>>>

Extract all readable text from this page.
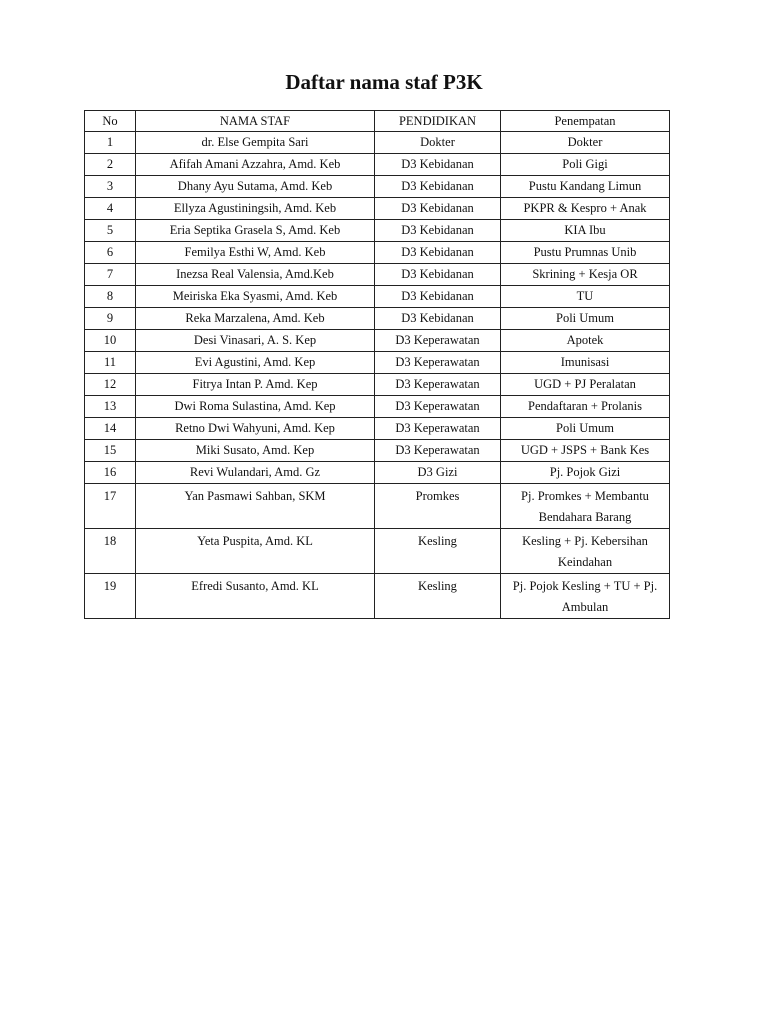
Daftar nama staf P3K
No	NAMA STAF	PENDIDIKAN	Penempatan
1	dr. Else Gempita Sari	Dokter	Dokter
2	Afifah Amani Azzahra, Amd. Keb	D3 Kebidanan	Poli Gigi
3	Dhany Ayu Sutama, Amd. Keb	D3 Kebidanan	Pustu Kandang Limun
4	Ellyza Agustiningsih, Amd. Keb	D3 Kebidanan	PKPR & Kespro + Anak
5	Eria Septika Grasela S, Amd. Keb	D3 Kebidanan	KIA Ibu
6	Femilya Esthi W, Amd. Keb	D3 Kebidanan	Pustu Prumnas Unib
7	Inezsa Real Valensia, Amd.Keb	D3 Kebidanan	Skrining + Kesja OR
8	Meiriska Eka Syasmi, Amd. Keb	D3 Kebidanan	TU
9	Reka Marzalena, Amd. Keb	D3 Kebidanan	Poli Umum
10	Desi Vinasari, A. S. Kep	D3 Keperawatan	Apotek
11	Evi Agustini, Amd. Kep	D3 Keperawatan	Imunisasi
12	Fitrya Intan P. Amd. Kep	D3 Keperawatan	UGD + PJ Peralatan
13	Dwi Roma Sulastina, Amd. Kep	D3 Keperawatan	Pendaftaran + Prolanis
14	Retno Dwi Wahyuni, Amd. Kep	D3 Keperawatan	Poli Umum
15	Miki Susato, Amd. Kep	D3 Keperawatan	UGD + JSPS + Bank Kes
16	Revi Wulandari, Amd. Gz	D3 Gizi	Pj. Pojok Gizi
17	Yan Pasmawi Sahban, SKM	Promkes	Pj. Promkes + Membantu Bendahara Barang
18	Yeta Puspita, Amd. KL	Kesling	Kesling + Pj. Kebersihan Keindahan
19	Efredi Susanto, Amd. KL	Kesling	Pj. Pojok Kesling + TU + Pj. Ambulan
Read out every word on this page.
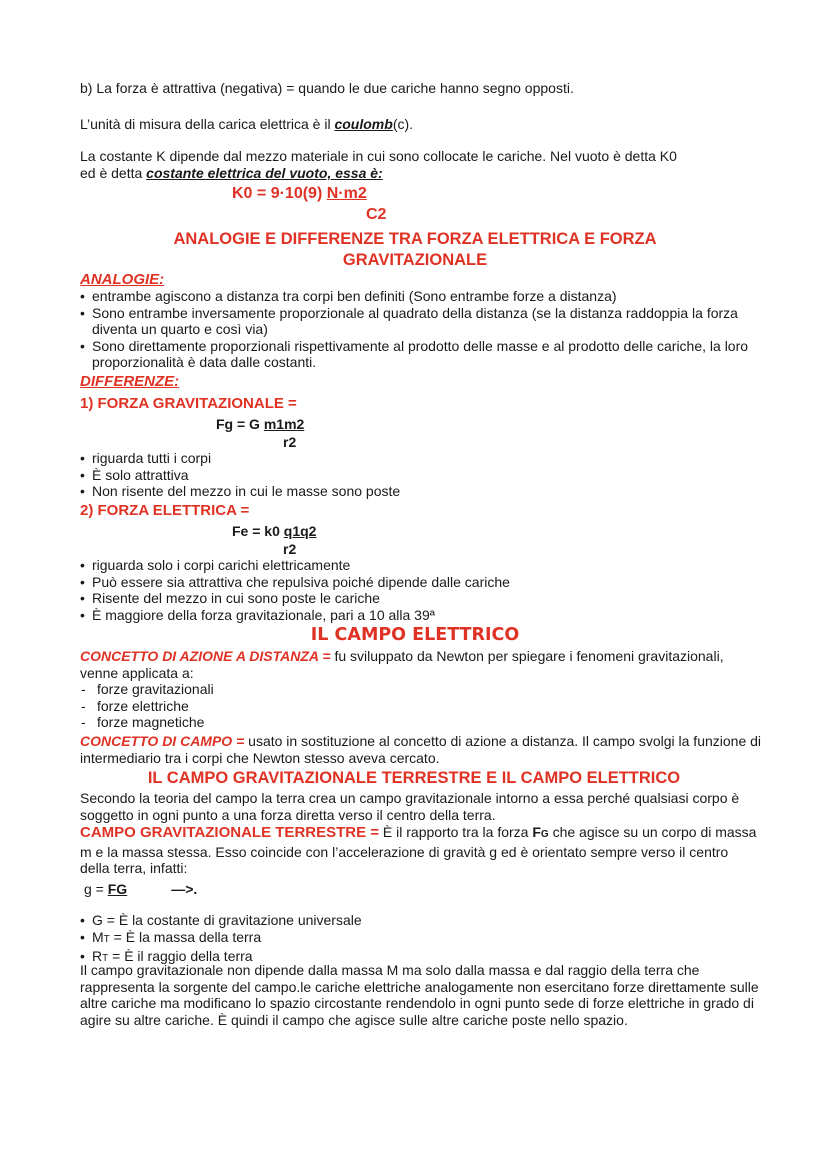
b) La forza è attrattiva (negativa) = quando le due cariche hanno segno opposti.
L’unità di misura della carica elettrica è il coulomb(c).
La costante K dipende dal mezzo materiale in cui sono collocate le cariche. Nel vuoto è detta K0
ed è detta costante elettrica del vuoto, essa è:
K0 = 9·10(9) N·m2
C2
ANALOGIE E DIFFERENZE TRA FORZA ELETTRICA E FORZA GRAVITAZIONALE
ANALOGIE:
• entrambe agiscono a distanza tra corpi ben definiti (Sono entrambe forze a distanza)
• Sono entrambe inversamente proporzionale al quadrato della distanza (se la distanza raddoppia la forza diventa un quarto e così via)
• Sono direttamente proporzionali rispettivamente al prodotto delle masse e al prodotto delle cariche, la loro proporzionalità è data dalle costanti.
DIFFERENZE:
1) FORZA GRAVITAZIONALE =
Fg = G m1m2
r2
• riguarda tutti i corpi
• È solo attrattiva
• Non risente del mezzo in cui le masse sono poste
2) FORZA ELETTRICA =
Fe = k0 q1q2
r2
• riguarda solo i corpi carichi elettricamente
• Può essere sia attrattiva che repulsiva poiché dipende dalle cariche
• Risente del mezzo in cui sono poste le cariche
• È maggiore della forza gravitazionale, pari a 10 alla 39ª
IL CAMPO ELETTRICO
CONCETTO DI AZIONE A DISTANZA = fu sviluppato da Newton per spiegare i fenomeni gravitazionali, venne applicata a:
- forze gravitazionali
- forze elettriche
- forze magnetiche
CONCETTO DI CAMPO = usato in sostituzione al concetto di azione a distanza. Il campo svolgi la funzione di intermediario tra i corpi che Newton stesso aveva cercato.
IL CAMPO GRAVITAZIONALE TERRESTRE E IL CAMPO ELETTRICO
Secondo la teoria del campo la terra crea un campo gravitazionale intorno a essa perché qualsiasi corpo è soggetto in ogni punto a una forza diretta verso il centro della terra.
CAMPO GRAVITAZIONALE TERRESTRE = È il rapporto tra la forza FG che agisce su un corpo di massa m e la massa stessa. Esso coincide con l’accelerazione di gravità g ed è orientato sempre verso il centro della terra, infatti:
g = FG	—>.
• G = È la costante di gravitazione universale
• MT = È la massa della terra
• RT = È il raggio della terra
Il campo gravitazionale non dipende dalla massa M ma solo dalla massa e dal raggio della terra che rappresenta la sorgente del campo.le cariche elettriche analogamente non esercitano forze direttamente sulle altre cariche ma modificano lo spazio circostante rendendolo in ogni punto sede di forze elettriche in grado di agire su altre cariche. È quindi il campo che agisce sulle altre cariche poste nello spazio.
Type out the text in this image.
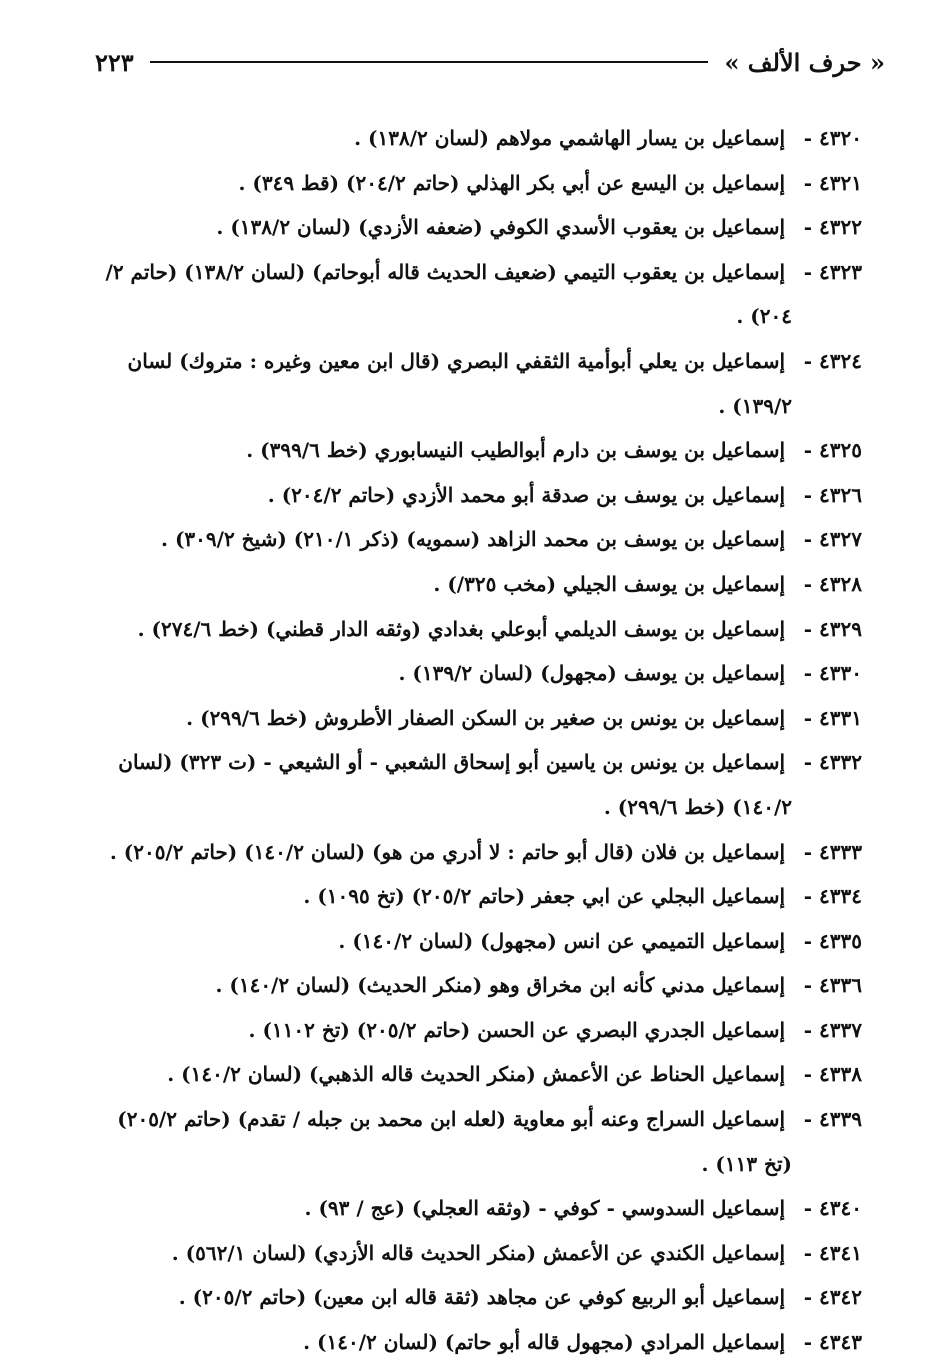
« حرف الألف »
٢٢٣

٤٣٢٠ - إسماعيل بن يسار الهاشمي مولاهم (لسان ١٣٨/٢) .

٤٣٢١ - إسماعيل بن اليسع عن أبي بكر الهذلي (حاتم ٢٠٤/٢) (قط ٣٤٩) .

٤٣٢٢ - إسماعيل بن يعقوب الأسدي الكوفي (ضعفه الأزدي) (لسان ١٣٨/٢) .

٤٣٢٣ - إسماعيل بن يعقوب التيمي (ضعيف الحديث قاله أبوحاتم) (لسان ١٣٨/٢) (حاتم ٢/ ٢٠٤) .

٤٣٢٤ - إسماعيل بن يعلي أبوأمية الثقفي البصري (قال ابن معين وغيره : متروك) لسان ١٣٩/٢) .

٤٣٢٥ - إسماعيل بن يوسف بن دارم أبوالطيب النيسابوري (خط ٣٩٩/٦) .

٤٣٢٦ - إسماعيل بن يوسف بن صدقة أبو محمد الأزدي (حاتم ٢٠٤/٢) .

٤٣٢٧ - إسماعيل بن يوسف بن محمد الزاهد (سمويه) (ذكر ٢١٠/١) (شيخ ٣٠٩/٢) .

٤٣٢٨ - إسماعيل بن يوسف الجيلي (مخب ٣٢٥/) .

٤٣٢٩ - إسماعيل بن يوسف الديلمي أبوعلي بغدادي (وثقه الدار قطني) (خط ٢٧٤/٦) .

٤٣٣٠ - إسماعيل بن يوسف (مجهول) (لسان ١٣٩/٢) .

٤٣٣١ - إسماعيل بن يونس بن صغير بن السكن الصفار الأطروش (خط ٢٩٩/٦) .

٤٣٣٢ - إسماعيل بن يونس بن ياسين أبو إسحاق الشعبي - أو الشيعي - (ت ٣٢٣) (لسان ١٤٠/٢) (خط ٢٩٩/٦) .

٤٣٣٣ - إسماعيل بن فلان (قال أبو حاتم : لا أدري من هو) (لسان ١٤٠/٢) (حاتم ٢٠٥/٢) .

٤٣٣٤ - إسماعيل البجلي عن ابي جعفر (حاتم ٢٠٥/٢) (تخ ١٠٩٥) .

٤٣٣٥ - إسماعيل التميمي عن انس (مجهول) (لسان ١٤٠/٢) .

٤٣٣٦ - إسماعيل مدني كأنه ابن مخراق وهو (منكر الحديث) (لسان ١٤٠/٢) .

٤٣٣٧ - إسماعيل الجدري البصري عن الحسن (حاتم ٢٠٥/٢) (تخ ١١٠٢) .

٤٣٣٨ - إسماعيل الحناط عن الأعمش (منكر الحديث قاله الذهبي) (لسان ١٤٠/٢) .

٤٣٣٩ - إسماعيل السراج وعنه أبو معاوية (لعله ابن محمد بن جبله / تقدم) (حاتم ٢٠٥/٢) (تخ ١١٣) .

٤٣٤٠ - إسماعيل السدوسي - كوفي - (وثقه العجلي) (عج / ٩٣) .

٤٣٤١ - إسماعيل الكندي عن الأعمش (منكر الحديث قاله الأزدي) (لسان ٥٦٢/١) .

٤٣٤٢ - إسماعيل أبو الربيع كوفي عن مجاهد (ثقة قاله ابن معين) (حاتم ٢٠٥/٢) .

٤٣٤٣ - إسماعيل المرادي (مجهول قاله أبو حاتم) (لسان ١٤٠/٢) .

<<<

Written task - Write the records above out again exactly, with no pictures in your copy.

Written solution -
Extract all readable text from this page.
Daftar nama staf P3K
No	NAMA STAF	PENDIDIKAN	Penempatan
1	dr. Else Gempita Sari	Dokter	Dokter
2	Afifah Amani Azzahra, Amd. Keb	D3 Kebidanan	Poli Gigi
3	Dhany Ayu Sutama, Amd. Keb	D3 Kebidanan	Pustu Kandang Limun
4	Ellyza Agustiningsih, Amd. Keb	D3 Kebidanan	PKPR & Kespro + Anak
5	Eria Septika Grasela S, Amd. Keb	D3 Kebidanan	KIA Ibu
6	Femilya Esthi W, Amd. Keb	D3 Kebidanan	Pustu Prumnas Unib
7	Inezsa Real Valensia, Amd.Keb	D3 Kebidanan	Skrining + Kesja OR
8	Meiriska Eka Syasmi, Amd. Keb	D3 Kebidanan	TU
9	Reka Marzalena, Amd. Keb	D3 Kebidanan	Poli Umum
10	Desi Vinasari, A. S. Kep	D3 Keperawatan	Apotek
11	Evi Agustini, Amd. Kep	D3 Keperawatan	Imunisasi
12	Fitrya Intan P. Amd. Kep	D3 Keperawatan	UGD + PJ Peralatan
13	Dwi Roma Sulastina, Amd. Kep	D3 Keperawatan	Pendaftaran + Prolanis
14	Retno Dwi Wahyuni, Amd. Kep	D3 Keperawatan	Poli Umum
15	Miki Susato, Amd. Kep	D3 Keperawatan	UGD + JSPS + Bank Kes
16	Revi Wulandari, Amd. Gz	D3 Gizi	Pj. Pojok Gizi
17	Yan Pasmawi Sahban, SKM	Promkes	Pj. Promkes + Membantu Bendahara Barang
18	Yeta Puspita, Amd. KL	Kesling	Kesling + Pj. Kebersihan Keindahan
19	Efredi Susanto, Amd. KL	Kesling	Pj. Pojok Kesling + TU + Pj. Ambulan
Read out every word on this page.
b) La forza è attrattiva (negativa) = quando le due cariche hanno segno opposti.
L’unità di misura della carica elettrica è il coulomb(c).
La costante K dipende dal mezzo materiale in cui sono collocate le cariche. Nel vuoto è detta K0
ed è detta costante elettrica del vuoto, essa è:
K0 = 9·10(9) N·m2
C2
ANALOGIE E DIFFERENZE TRA FORZA ELETTRICA E FORZA GRAVITAZIONALE
ANALOGIE:
• entrambe agiscono a distanza tra corpi ben definiti (Sono entrambe forze a distanza)
• Sono entrambe inversamente proporzionale al quadrato della distanza (se la distanza raddoppia la forza diventa un quarto e così via)
• Sono direttamente proporzionali rispettivamente al prodotto delle masse e al prodotto delle cariche, la loro proporzionalità è data dalle costanti.
DIFFERENZE:
1) FORZA GRAVITAZIONALE =
Fg = G m1m2
r2
• riguarda tutti i corpi
• È solo attrattiva
• Non risente del mezzo in cui le masse sono poste
2) FORZA ELETTRICA =
Fe = k0 q1q2
r2
• riguarda solo i corpi carichi elettricamente
• Può essere sia attrattiva che repulsiva poiché dipende dalle cariche
• Risente del mezzo in cui sono poste le cariche
• È maggiore della forza gravitazionale, pari a 10 alla 39ª
IL CAMPO ELETTRICO
CONCETTO DI AZIONE A DISTANZA = fu sviluppato da Newton per spiegare i fenomeni gravitazionali, venne applicata a:
- forze gravitazionali
- forze elettriche
- forze magnetiche
CONCETTO DI CAMPO = usato in sostituzione al concetto di azione a distanza. Il campo svolgi la funzione di intermediario tra i corpi che Newton stesso aveva cercato.
IL CAMPO GRAVITAZIONALE TERRESTRE E IL CAMPO ELETTRICO
Secondo la teoria del campo la terra crea un campo gravitazionale intorno a essa perché qualsiasi corpo è soggetto in ogni punto a una forza diretta verso il centro della terra.
CAMPO GRAVITAZIONALE TERRESTRE = È il rapporto tra la forza FG che agisce su un corpo di massa m e la massa stessa. Esso coincide con l’accelerazione di gravità g ed è orientato sempre verso il centro della terra, infatti:
g = FG	—>.
• G = È la costante di gravitazione universale
• MT = È la massa della terra
• RT = È il raggio della terra
Il campo gravitazionale non dipende dalla massa M ma solo dalla massa e dal raggio della terra che rappresenta la sorgente del campo.le cariche elettriche analogamente non esercitano forze direttamente sulle altre cariche ma modificano lo spazio circostante rendendolo in ogni punto sede di forze elettriche in grado di agire su altre cariche. È quindi il campo che agisce sulle altre cariche poste nello spazio.
Type out the text in this image.
« حرف الألف »
٢٢٣

٤٣٢٠ - إسماعيل بن يسار الهاشمي مولاهم (لسان ١٣٨/٢) .

٤٣٢١ - إسماعيل بن اليسع عن أبي بكر الهذلي (حاتم ٢٠٤/٢) (قط ٣٤٩) .

٤٣٢٢ - إسماعيل بن يعقوب الأسدي الكوفي (ضعفه الأزدي) (لسان ١٣٨/٢) .

٤٣٢٣ - إسماعيل بن يعقوب التيمي (ضعيف الحديث قاله أبوحاتم) (لسان ١٣٨/٢) (حاتم ٢/ ٢٠٤) .

٤٣٢٤ - إسماعيل بن يعلي أبوأمية الثقفي البصري (قال ابن معين وغيره : متروك) لسان ١٣٩/٢) .

٤٣٢٥ - إسماعيل بن يوسف بن دارم أبوالطيب النيسابوري (خط ٣٩٩/٦) .

٤٣٢٦ - إسماعيل بن يوسف بن صدقة أبو محمد الأزدي (حاتم ٢٠٤/٢) .

٤٣٢٧ - إسماعيل بن يوسف بن محمد الزاهد (سمويه) (ذكر ٢١٠/١) (شيخ ٣٠٩/٢) .

٤٣٢٨ - إسماعيل بن يوسف الجيلي (مخب ٣٢٥/) .

٤٣٢٩ - إسماعيل بن يوسف الديلمي أبوعلي بغدادي (وثقه الدار قطني) (خط ٢٧٤/٦) .

٤٣٣٠ - إسماعيل بن يوسف (مجهول) (لسان ١٣٩/٢) .

٤٣٣١ - إسماعيل بن يونس بن صغير بن السكن الصفار الأطروش (خط ٢٩٩/٦) .

٤٣٣٢ - إسماعيل بن يونس بن ياسين أبو إسحاق الشعبي - أو الشيعي - (ت ٣٢٣) (لسان ١٤٠/٢) (خط ٢٩٩/٦) .

٤٣٣٣ - إسماعيل بن فلان (قال أبو حاتم : لا أدري من هو) (لسان ١٤٠/٢) (حاتم ٢٠٥/٢) .

٤٣٣٤ - إسماعيل البجلي عن ابي جعفر (حاتم ٢٠٥/٢) (تخ ١٠٩٥) .

٤٣٣٥ - إسماعيل التميمي عن انس (مجهول) (لسان ١٤٠/٢) .

٤٣٣٦ - إسماعيل مدني كأنه ابن مخراق وهو (منكر الحديث) (لسان ١٤٠/٢) .

٤٣٣٧ - إسماعيل الجدري البصري عن الحسن (حاتم ٢٠٥/٢) (تخ ١١٠٢) .

٤٣٣٨ - إسماعيل الحناط عن الأعمش (منكر الحديث قاله الذهبي) (لسان ١٤٠/٢) .

٤٣٣٩ - إسماعيل السراج وعنه أبو معاوية (لعله ابن محمد بن جبله / تقدم) (حاتم ٢٠٥/٢) (تخ ١١٣) .

٤٣٤٠ - إسماعيل السدوسي - كوفي - (وثقه العجلي) (عج / ٩٣) .

٤٣٤١ - إسماعيل الكندي عن الأعمش (منكر الحديث قاله الأزدي) (لسان ٥٦٢/١) .

٤٣٤٢ - إسماعيل أبو الربيع كوفي عن مجاهد (ثقة قاله ابن معين) (حاتم ٢٠٥/٢) .

٤٣٤٣ - إسماعيل المرادي (مجهول قاله أبو حاتم) (لسان ١٤٠/٢) .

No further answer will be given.